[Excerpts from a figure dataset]
----------
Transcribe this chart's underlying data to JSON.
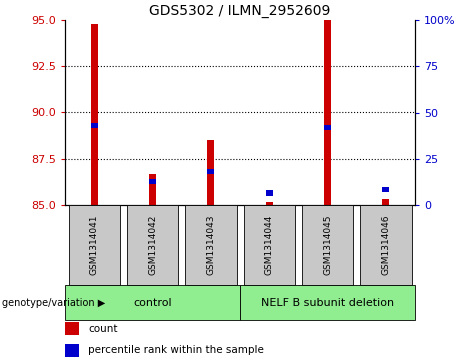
{
  "title": "GDS5302 / ILMN_2952609",
  "samples": [
    "GSM1314041",
    "GSM1314042",
    "GSM1314043",
    "GSM1314044",
    "GSM1314045",
    "GSM1314046"
  ],
  "red_values": [
    94.8,
    86.7,
    88.5,
    85.15,
    95.0,
    85.3
  ],
  "blue_values": [
    89.3,
    86.25,
    86.8,
    85.65,
    89.2,
    85.85
  ],
  "ylim_left": [
    85,
    95
  ],
  "ylim_right": [
    0,
    100
  ],
  "yticks_left": [
    85,
    87.5,
    90,
    92.5,
    95
  ],
  "yticks_right": [
    0,
    25,
    50,
    75,
    100
  ],
  "ytick_right_labels": [
    "0",
    "25",
    "50",
    "75",
    "100%"
  ],
  "left_color": "#cc0000",
  "blue_color": "#0000cc",
  "bg_color": "#c8c8c8",
  "plot_bg": "#ffffff",
  "bar_width": 0.12,
  "blue_bar_height": 0.28,
  "legend_red_label": "count",
  "legend_blue_label": "percentile rank within the sample",
  "dotted_yticks": [
    87.5,
    90,
    92.5
  ],
  "control_label": "control",
  "deletion_label": "NELF B subunit deletion",
  "group_color": "#90ee90",
  "genotype_label": "genotype/variation",
  "title_fontsize": 10,
  "axis_label_fontsize": 8,
  "sample_fontsize": 6.5,
  "group_fontsize": 8,
  "legend_fontsize": 7.5
}
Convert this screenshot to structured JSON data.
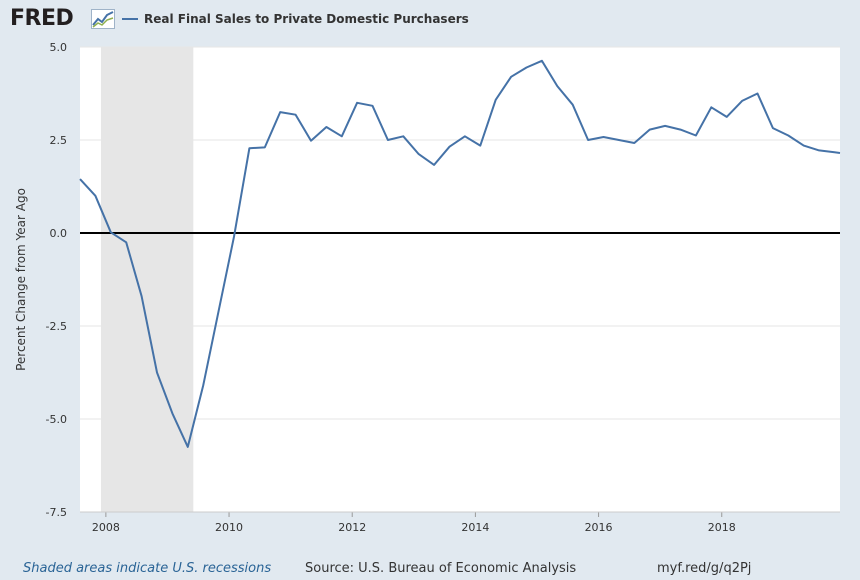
{
  "header": {
    "logo_text": "FRED",
    "legend_label": "Real Final Sales to Private Domestic Purchasers"
  },
  "footer": {
    "recession_note": "Shaded areas indicate U.S. recessions",
    "source": "Source: U.S. Bureau of Economic Analysis",
    "short_link": "myf.red/g/q2Pj"
  },
  "colors": {
    "series": "#4572a7",
    "recession": "#e6e6e6",
    "plot_bg": "#ffffff",
    "page_bg": "#e1e9f0",
    "zero_line": "#000000",
    "grid": "#e6e6e6"
  },
  "chart_data": {
    "type": "line",
    "title": "Real Final Sales to Private Domestic Purchasers",
    "xlabel": "",
    "ylabel": "Percent Change from Year Ago",
    "xlim": [
      2007.58,
      2019.92
    ],
    "ylim": [
      -7.5,
      5.0
    ],
    "yticks": [
      "5.0",
      "2.5",
      "0.0",
      "-2.5",
      "-5.0",
      "-7.5"
    ],
    "ytick_values": [
      5.0,
      2.5,
      0.0,
      -2.5,
      -5.0,
      -7.5
    ],
    "xticks": [
      "2008",
      "2010",
      "2012",
      "2014",
      "2016",
      "2018"
    ],
    "xtick_values": [
      2008,
      2010,
      2012,
      2014,
      2016,
      2018
    ],
    "grid": true,
    "recessions": [
      {
        "start": 2007.92,
        "end": 2009.42
      }
    ],
    "series": [
      {
        "name": "Real Final Sales to Private Domestic Purchasers",
        "x": [
          2007.58,
          2007.83,
          2008.08,
          2008.33,
          2008.58,
          2008.83,
          2009.08,
          2009.33,
          2009.58,
          2009.83,
          2010.08,
          2010.33,
          2010.58,
          2010.83,
          2011.08,
          2011.33,
          2011.58,
          2011.83,
          2012.08,
          2012.33,
          2012.58,
          2012.83,
          2013.08,
          2013.33,
          2013.58,
          2013.83,
          2014.08,
          2014.33,
          2014.58,
          2014.83,
          2015.08,
          2015.33,
          2015.58,
          2015.83,
          2016.08,
          2016.33,
          2016.58,
          2016.83,
          2017.08,
          2017.33,
          2017.58,
          2017.83,
          2018.08,
          2018.33,
          2018.58,
          2018.83,
          2019.08,
          2019.33,
          2019.58,
          2019.83,
          2019.92
        ],
        "values": [
          1.45,
          1.0,
          0.02,
          -0.25,
          -1.7,
          -3.75,
          -4.85,
          -5.75,
          -4.1,
          -2.1,
          -0.1,
          2.28,
          2.3,
          3.25,
          3.18,
          2.48,
          2.85,
          2.6,
          3.5,
          3.42,
          2.5,
          2.6,
          2.12,
          1.83,
          2.32,
          2.6,
          2.35,
          3.58,
          4.2,
          4.45,
          4.63,
          3.95,
          3.45,
          2.5,
          2.58,
          2.5,
          2.42,
          2.78,
          2.88,
          2.78,
          2.62,
          3.38,
          3.12,
          3.55,
          3.75,
          2.82,
          2.62,
          2.35,
          2.22,
          2.17,
          2.15
        ]
      }
    ]
  }
}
----------
## EXERCISE
Extract every line above containing the word "JSON".

## TASK OUTPUT
Transcribe this chart's underlying data to JSON.
Convert this screenshot to structured JSON data.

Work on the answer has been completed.